*Prompt*: Only the lines from the line holding "Give me the" through the final line of the entries below are to be returned, exactly as they stand.

*Raw data*:
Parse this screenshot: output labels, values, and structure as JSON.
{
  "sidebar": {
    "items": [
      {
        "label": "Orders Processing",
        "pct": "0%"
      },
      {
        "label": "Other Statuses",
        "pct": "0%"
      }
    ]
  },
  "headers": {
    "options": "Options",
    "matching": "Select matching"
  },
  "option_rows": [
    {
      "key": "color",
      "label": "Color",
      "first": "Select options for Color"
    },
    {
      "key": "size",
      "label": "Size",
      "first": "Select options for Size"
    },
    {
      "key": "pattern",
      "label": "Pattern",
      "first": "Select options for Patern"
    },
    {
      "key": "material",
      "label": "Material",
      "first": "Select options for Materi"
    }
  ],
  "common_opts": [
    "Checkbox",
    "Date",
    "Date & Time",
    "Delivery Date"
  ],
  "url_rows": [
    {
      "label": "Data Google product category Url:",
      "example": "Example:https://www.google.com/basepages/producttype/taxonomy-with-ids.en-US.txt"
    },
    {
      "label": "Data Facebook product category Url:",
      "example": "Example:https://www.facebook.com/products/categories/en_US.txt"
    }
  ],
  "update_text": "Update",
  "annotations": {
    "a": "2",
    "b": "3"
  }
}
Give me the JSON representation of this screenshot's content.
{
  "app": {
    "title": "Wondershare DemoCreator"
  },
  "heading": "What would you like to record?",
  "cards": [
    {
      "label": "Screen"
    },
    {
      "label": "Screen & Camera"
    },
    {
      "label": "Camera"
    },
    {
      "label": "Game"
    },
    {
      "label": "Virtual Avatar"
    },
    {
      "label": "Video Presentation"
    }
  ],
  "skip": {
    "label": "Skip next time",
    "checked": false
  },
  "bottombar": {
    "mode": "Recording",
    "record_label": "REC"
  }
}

*Completed exercise*:
Give me the JSON representation of this screenshot's content.
{
  "app": {
    "title": "Wondershare DemoCreator"
  },
  "heading": "What would you like to record?",
  "cards": [
    {
      "label": "Screen"
    },
    {
      "label": "Screen & Camera"
    },
    {
      "label": "Camera"
    },
    {
      "label": "Game"
    },
    {
      "label": "Virtual Avatar"
    },
    {
      "label": "Video Presentation"
    }
  ],
  "skip": {
    "label": "Skip next time",
    "checked": false
  },
  "bottombar": {
    "mode": "Recording",
    "record_label": "REC"
  }
}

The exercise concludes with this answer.